Supplied material ::
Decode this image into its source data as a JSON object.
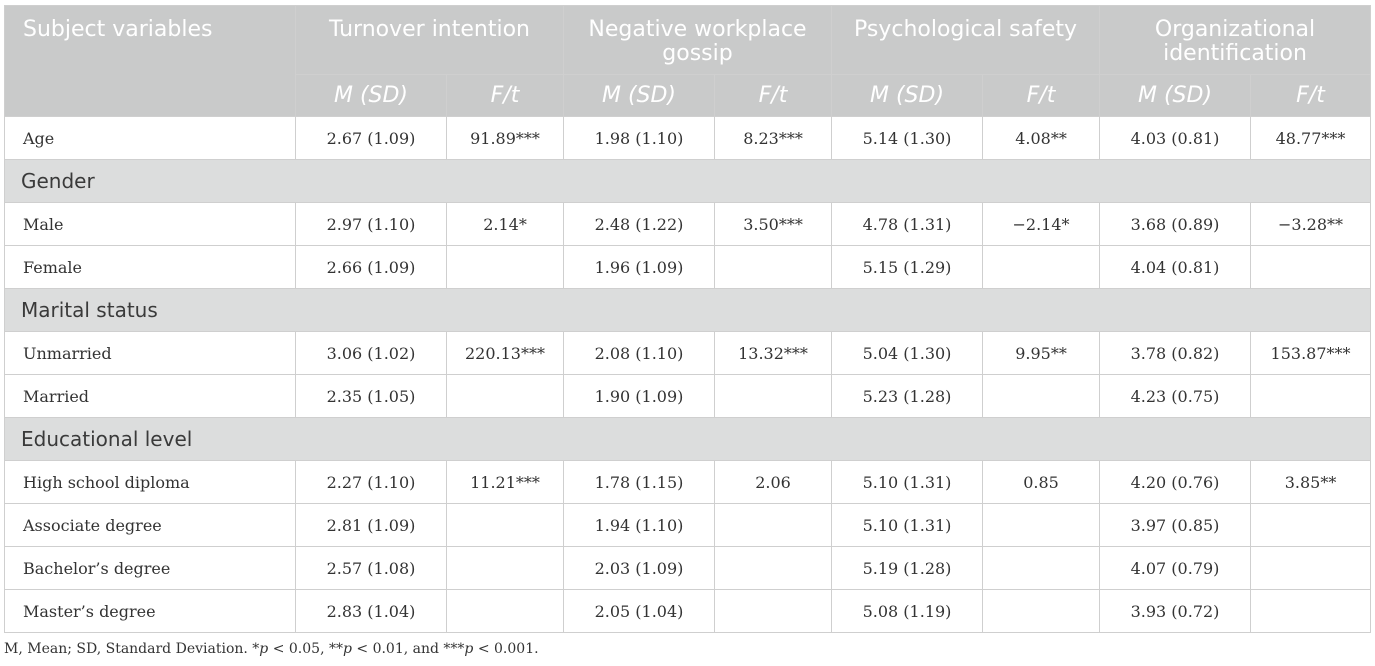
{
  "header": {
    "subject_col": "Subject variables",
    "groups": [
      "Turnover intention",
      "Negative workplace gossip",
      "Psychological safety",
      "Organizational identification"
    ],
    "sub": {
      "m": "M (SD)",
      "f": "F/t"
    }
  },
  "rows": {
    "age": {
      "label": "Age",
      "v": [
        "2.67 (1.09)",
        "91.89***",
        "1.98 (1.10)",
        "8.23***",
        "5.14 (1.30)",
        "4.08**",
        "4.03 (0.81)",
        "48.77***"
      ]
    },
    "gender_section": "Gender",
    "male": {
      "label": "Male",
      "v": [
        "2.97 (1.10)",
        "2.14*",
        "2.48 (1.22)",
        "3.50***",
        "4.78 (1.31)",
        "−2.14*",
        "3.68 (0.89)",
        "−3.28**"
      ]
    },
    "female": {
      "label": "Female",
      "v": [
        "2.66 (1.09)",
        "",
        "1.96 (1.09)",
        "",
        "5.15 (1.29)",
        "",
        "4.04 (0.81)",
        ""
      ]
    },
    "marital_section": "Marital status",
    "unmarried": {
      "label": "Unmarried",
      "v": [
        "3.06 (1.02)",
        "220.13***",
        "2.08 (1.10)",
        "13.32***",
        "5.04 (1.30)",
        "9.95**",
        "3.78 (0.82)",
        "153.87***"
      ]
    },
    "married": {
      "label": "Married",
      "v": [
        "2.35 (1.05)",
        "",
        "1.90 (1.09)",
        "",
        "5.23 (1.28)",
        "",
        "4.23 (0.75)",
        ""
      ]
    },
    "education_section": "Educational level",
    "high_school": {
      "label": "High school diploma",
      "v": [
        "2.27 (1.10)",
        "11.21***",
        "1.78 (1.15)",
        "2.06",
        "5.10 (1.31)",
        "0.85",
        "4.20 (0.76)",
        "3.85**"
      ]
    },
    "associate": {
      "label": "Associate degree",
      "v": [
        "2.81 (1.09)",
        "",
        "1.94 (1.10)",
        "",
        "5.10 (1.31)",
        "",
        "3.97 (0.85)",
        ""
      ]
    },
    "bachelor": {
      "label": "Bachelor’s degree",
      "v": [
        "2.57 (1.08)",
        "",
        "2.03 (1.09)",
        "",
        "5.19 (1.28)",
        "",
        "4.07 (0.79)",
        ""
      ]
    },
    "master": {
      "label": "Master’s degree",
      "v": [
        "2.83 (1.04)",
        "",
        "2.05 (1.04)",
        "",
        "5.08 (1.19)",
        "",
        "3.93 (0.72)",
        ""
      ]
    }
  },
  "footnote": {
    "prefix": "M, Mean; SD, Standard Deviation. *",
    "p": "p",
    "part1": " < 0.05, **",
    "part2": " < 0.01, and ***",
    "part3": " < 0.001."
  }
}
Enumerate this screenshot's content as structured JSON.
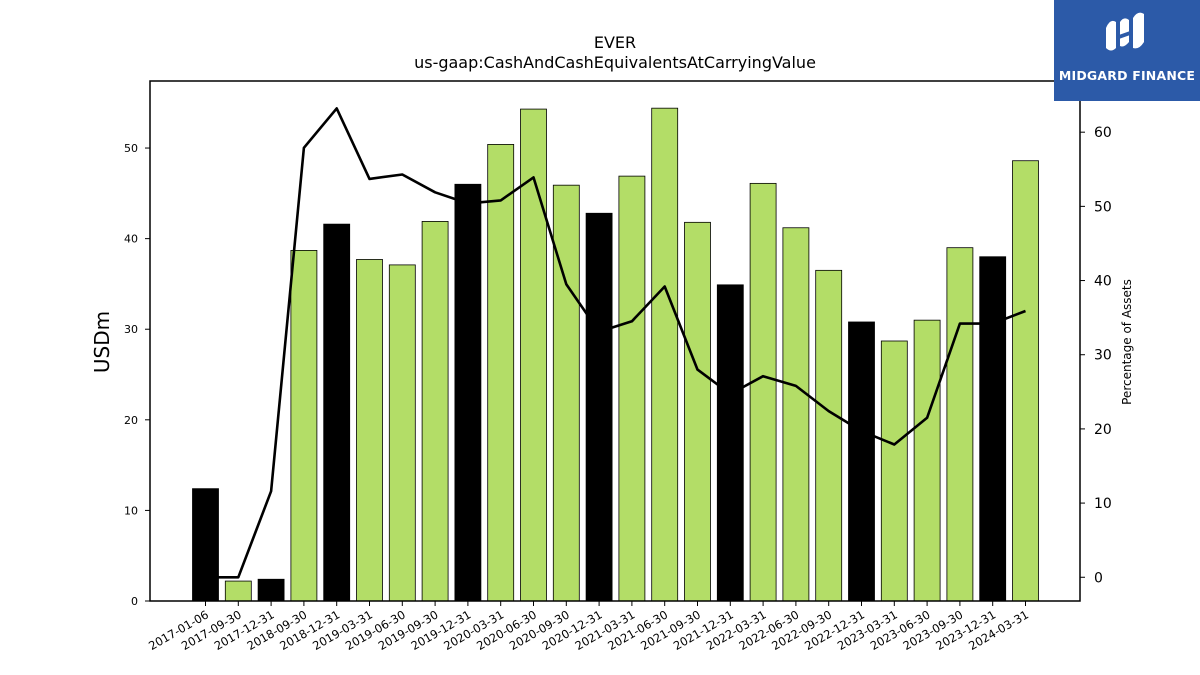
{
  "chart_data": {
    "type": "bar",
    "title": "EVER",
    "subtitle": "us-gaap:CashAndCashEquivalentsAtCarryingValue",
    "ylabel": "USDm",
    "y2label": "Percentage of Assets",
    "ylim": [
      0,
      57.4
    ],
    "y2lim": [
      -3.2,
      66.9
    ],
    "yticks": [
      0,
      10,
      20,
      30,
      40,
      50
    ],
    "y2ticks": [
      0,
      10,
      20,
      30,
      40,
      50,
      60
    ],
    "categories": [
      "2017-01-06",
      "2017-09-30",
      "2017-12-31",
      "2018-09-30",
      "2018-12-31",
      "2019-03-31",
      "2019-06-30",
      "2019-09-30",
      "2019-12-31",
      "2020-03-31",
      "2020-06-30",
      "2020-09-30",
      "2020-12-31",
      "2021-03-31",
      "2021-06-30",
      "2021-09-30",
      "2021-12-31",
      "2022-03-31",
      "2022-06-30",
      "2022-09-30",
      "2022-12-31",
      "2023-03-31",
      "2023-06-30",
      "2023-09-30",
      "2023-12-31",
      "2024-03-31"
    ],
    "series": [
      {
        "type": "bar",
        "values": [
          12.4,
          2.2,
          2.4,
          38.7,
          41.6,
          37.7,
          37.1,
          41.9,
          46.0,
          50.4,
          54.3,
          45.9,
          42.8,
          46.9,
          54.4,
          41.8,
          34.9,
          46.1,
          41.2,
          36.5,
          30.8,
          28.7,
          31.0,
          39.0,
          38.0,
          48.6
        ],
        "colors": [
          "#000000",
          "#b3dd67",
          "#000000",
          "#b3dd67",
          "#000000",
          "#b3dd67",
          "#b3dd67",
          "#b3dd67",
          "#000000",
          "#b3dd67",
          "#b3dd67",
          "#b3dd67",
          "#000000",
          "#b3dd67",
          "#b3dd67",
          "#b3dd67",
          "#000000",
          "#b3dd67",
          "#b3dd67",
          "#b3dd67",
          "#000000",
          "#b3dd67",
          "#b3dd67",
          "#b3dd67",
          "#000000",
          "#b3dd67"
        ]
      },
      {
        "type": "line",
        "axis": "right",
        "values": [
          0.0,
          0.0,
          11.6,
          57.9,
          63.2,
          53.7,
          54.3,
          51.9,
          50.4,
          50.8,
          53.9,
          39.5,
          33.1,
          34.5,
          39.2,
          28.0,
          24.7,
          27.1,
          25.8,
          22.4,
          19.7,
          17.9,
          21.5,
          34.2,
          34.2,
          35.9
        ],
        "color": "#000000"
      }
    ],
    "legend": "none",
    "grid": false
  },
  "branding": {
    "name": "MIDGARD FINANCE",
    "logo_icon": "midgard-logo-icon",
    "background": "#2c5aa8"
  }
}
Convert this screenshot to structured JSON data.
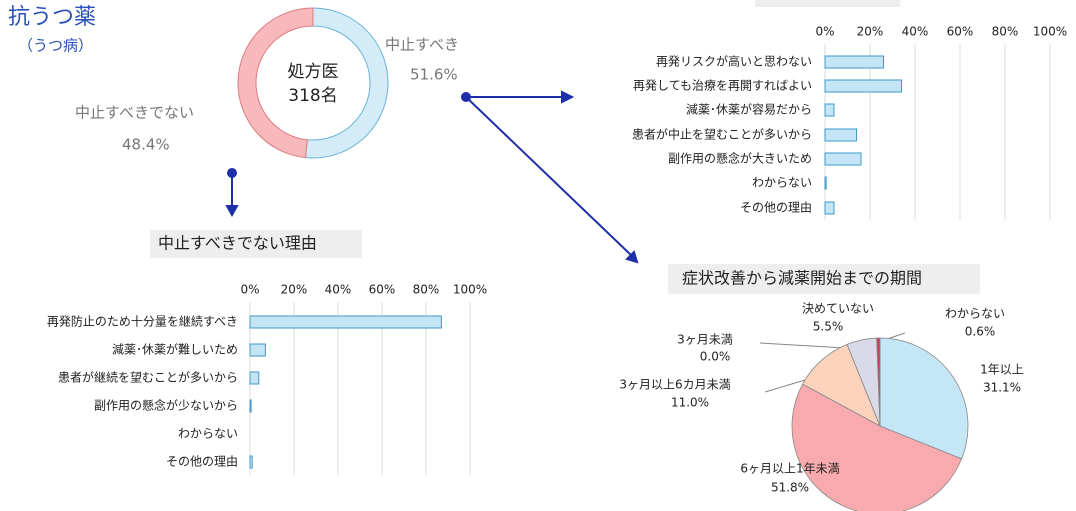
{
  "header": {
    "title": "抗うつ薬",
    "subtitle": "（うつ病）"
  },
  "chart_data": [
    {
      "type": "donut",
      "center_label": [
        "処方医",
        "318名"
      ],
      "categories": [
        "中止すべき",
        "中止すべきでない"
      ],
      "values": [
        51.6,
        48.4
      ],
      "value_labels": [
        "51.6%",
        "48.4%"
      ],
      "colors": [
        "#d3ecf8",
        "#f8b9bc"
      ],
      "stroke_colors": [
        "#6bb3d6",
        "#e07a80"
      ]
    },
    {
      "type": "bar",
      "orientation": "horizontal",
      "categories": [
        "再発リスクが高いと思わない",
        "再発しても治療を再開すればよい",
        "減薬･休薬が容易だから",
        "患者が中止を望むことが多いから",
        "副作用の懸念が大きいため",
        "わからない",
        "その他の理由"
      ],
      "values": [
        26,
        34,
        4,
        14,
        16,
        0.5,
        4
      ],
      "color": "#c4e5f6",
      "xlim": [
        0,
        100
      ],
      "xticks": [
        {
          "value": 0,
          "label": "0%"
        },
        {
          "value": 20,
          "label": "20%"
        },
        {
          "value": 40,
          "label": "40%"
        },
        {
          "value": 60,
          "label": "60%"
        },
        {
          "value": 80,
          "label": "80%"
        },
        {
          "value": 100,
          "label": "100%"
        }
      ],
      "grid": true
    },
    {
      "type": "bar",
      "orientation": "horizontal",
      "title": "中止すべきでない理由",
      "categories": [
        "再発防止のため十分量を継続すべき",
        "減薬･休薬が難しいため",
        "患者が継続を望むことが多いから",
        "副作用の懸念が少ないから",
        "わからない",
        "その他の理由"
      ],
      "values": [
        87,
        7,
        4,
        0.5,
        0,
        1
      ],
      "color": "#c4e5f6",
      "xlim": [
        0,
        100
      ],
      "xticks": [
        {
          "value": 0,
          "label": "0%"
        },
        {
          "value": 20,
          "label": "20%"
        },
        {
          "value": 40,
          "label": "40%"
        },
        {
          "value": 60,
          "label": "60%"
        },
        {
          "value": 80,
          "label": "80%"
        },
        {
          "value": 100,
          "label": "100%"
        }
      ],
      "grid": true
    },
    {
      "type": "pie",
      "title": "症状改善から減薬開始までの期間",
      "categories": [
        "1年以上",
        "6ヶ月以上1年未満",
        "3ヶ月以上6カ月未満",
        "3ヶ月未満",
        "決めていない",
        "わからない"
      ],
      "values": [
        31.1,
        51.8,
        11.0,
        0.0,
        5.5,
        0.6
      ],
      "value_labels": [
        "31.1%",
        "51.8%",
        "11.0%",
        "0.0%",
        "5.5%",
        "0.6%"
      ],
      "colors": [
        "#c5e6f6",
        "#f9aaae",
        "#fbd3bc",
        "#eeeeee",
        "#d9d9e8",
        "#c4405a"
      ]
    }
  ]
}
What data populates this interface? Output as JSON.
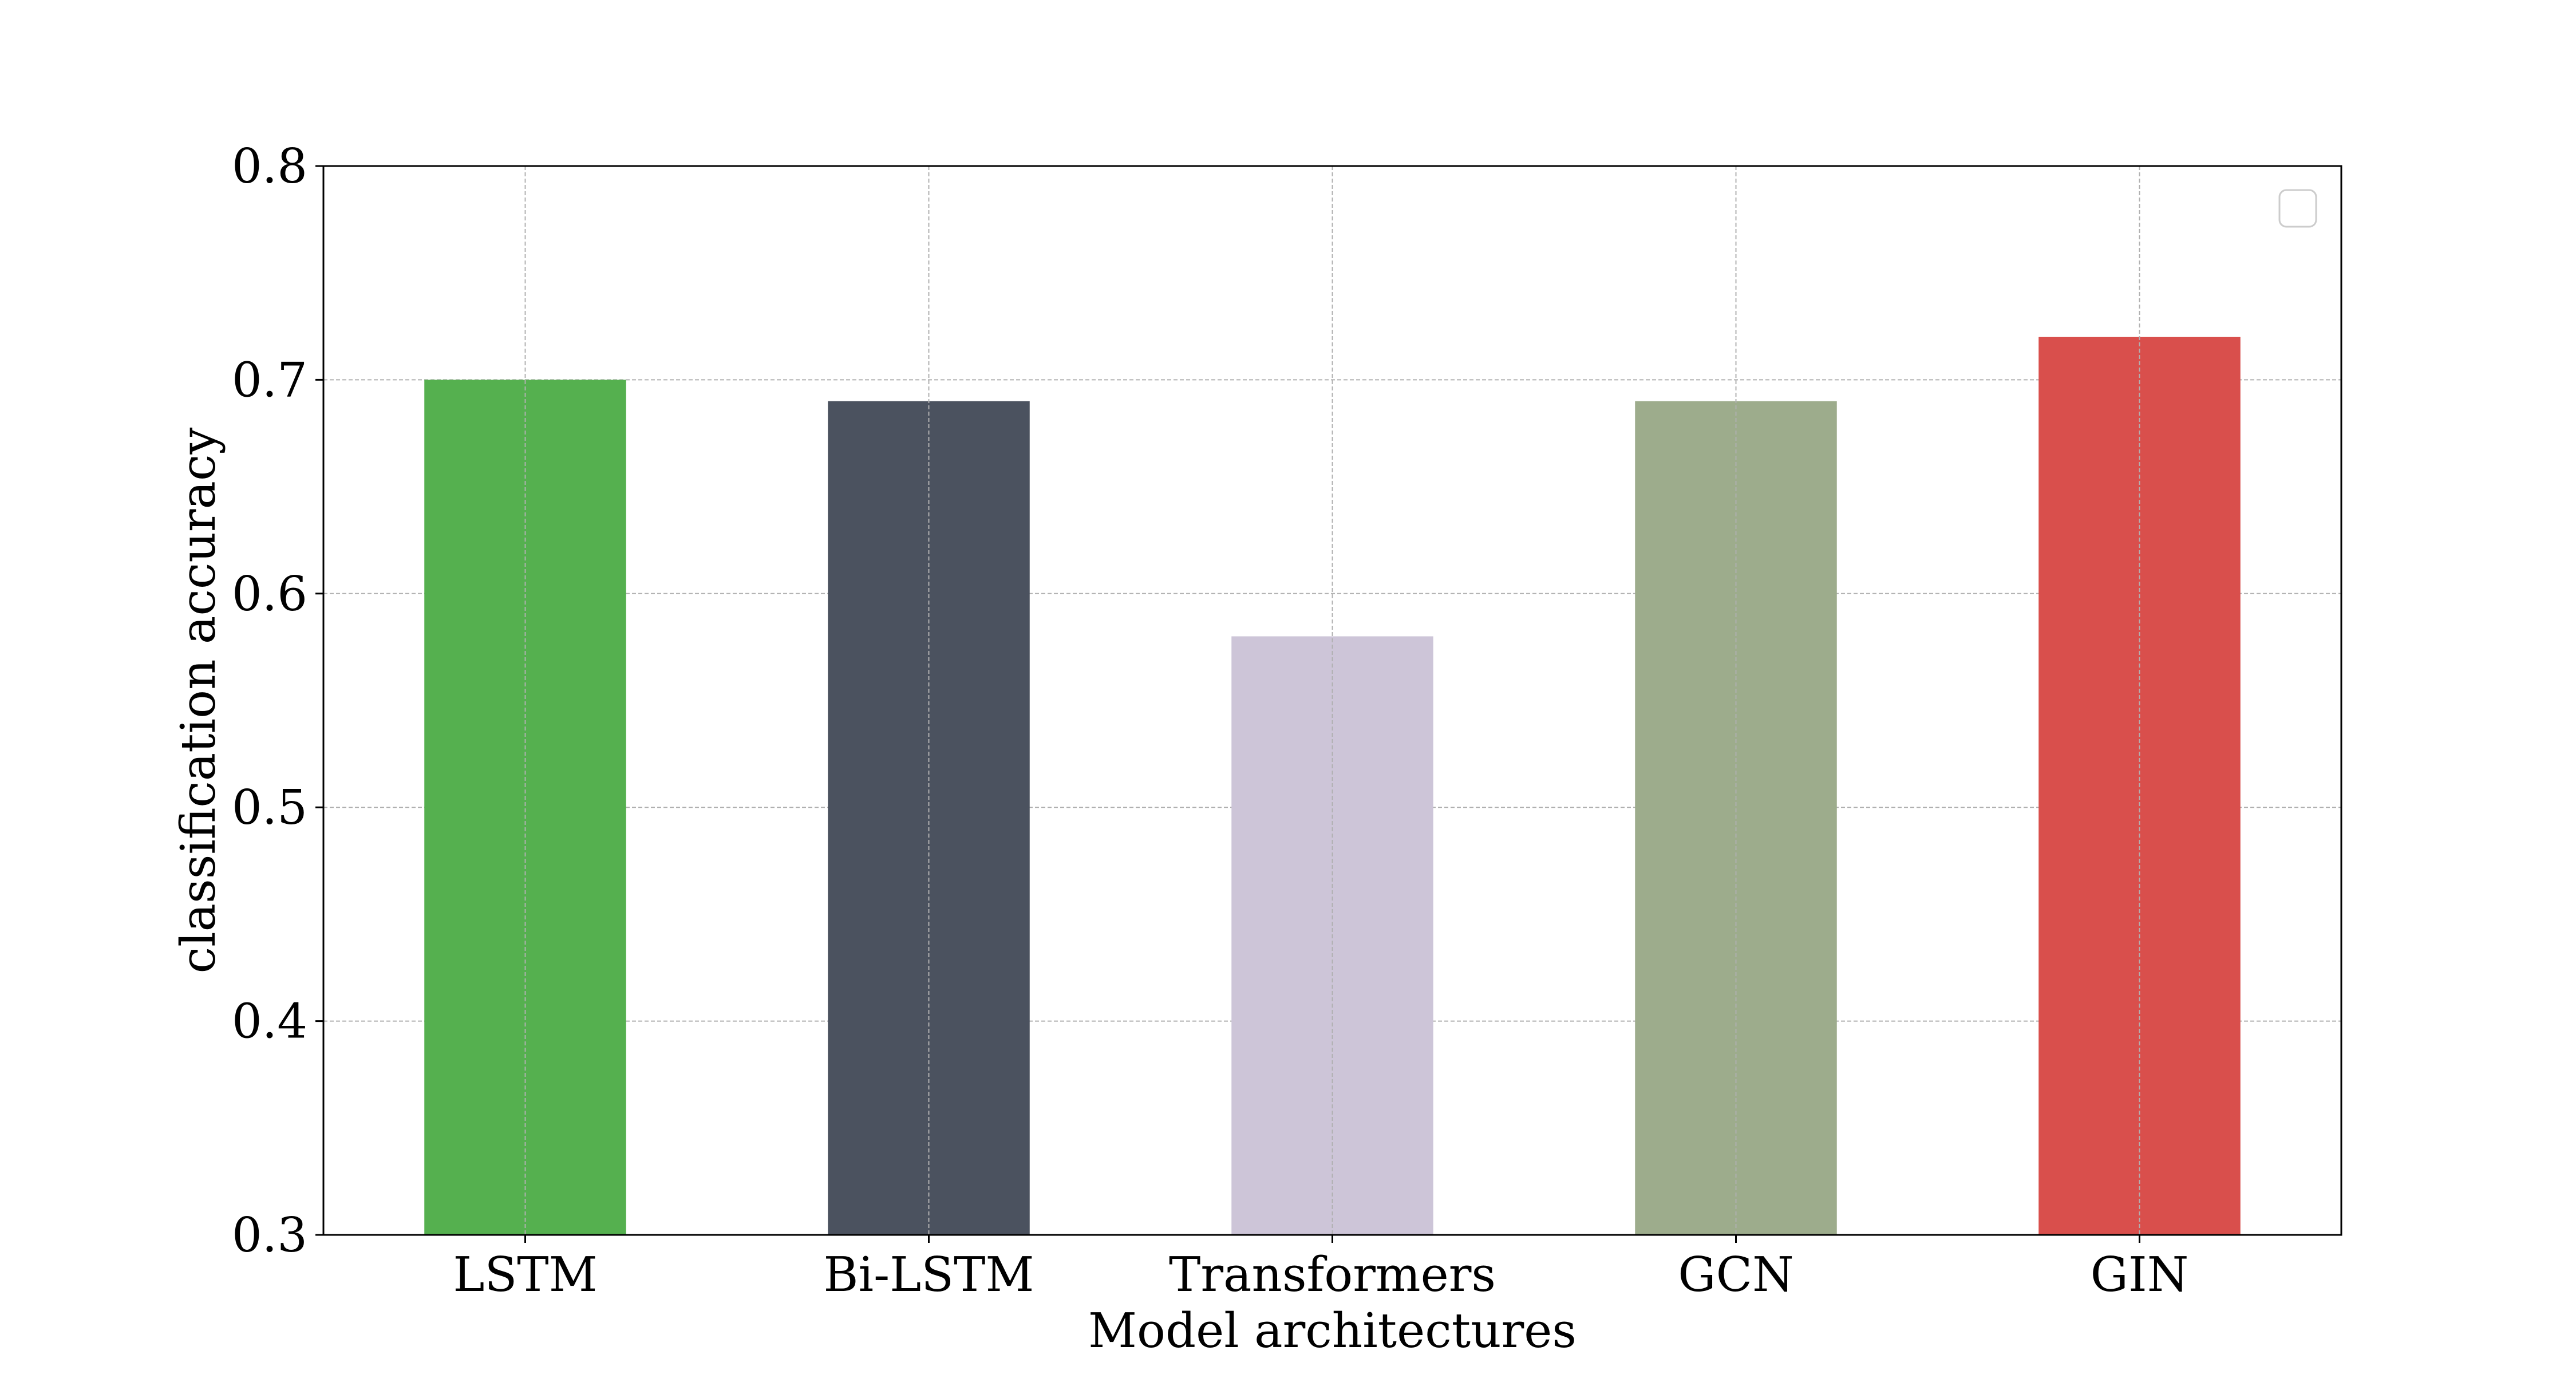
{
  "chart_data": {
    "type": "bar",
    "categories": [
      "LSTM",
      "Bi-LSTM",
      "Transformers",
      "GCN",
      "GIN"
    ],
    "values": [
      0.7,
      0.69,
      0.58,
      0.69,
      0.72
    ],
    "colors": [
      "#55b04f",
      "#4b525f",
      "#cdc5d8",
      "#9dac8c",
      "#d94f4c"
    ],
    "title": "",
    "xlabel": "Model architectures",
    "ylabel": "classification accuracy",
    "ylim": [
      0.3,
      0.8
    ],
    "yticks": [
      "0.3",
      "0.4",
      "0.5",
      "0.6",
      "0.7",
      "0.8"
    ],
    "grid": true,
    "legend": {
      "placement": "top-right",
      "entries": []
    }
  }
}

Brief ::
With pictures left out, repeat exactly the lines from the line bearing "What data populates" through the final line of the records above.

Task response ::
What data populates this interface? Output as JSON.
{
  "chart_data": {
    "type": "bar",
    "categories": [
      "LSTM",
      "Bi-LSTM",
      "Transformers",
      "GCN",
      "GIN"
    ],
    "values": [
      0.7,
      0.69,
      0.58,
      0.69,
      0.72
    ],
    "colors": [
      "#55b04f",
      "#4b525f",
      "#cdc5d8",
      "#9dac8c",
      "#d94f4c"
    ],
    "title": "",
    "xlabel": "Model architectures",
    "ylabel": "classification accuracy",
    "ylim": [
      0.3,
      0.8
    ],
    "yticks": [
      "0.3",
      "0.4",
      "0.5",
      "0.6",
      "0.7",
      "0.8"
    ],
    "grid": true,
    "legend": {
      "placement": "top-right",
      "entries": []
    }
  }
}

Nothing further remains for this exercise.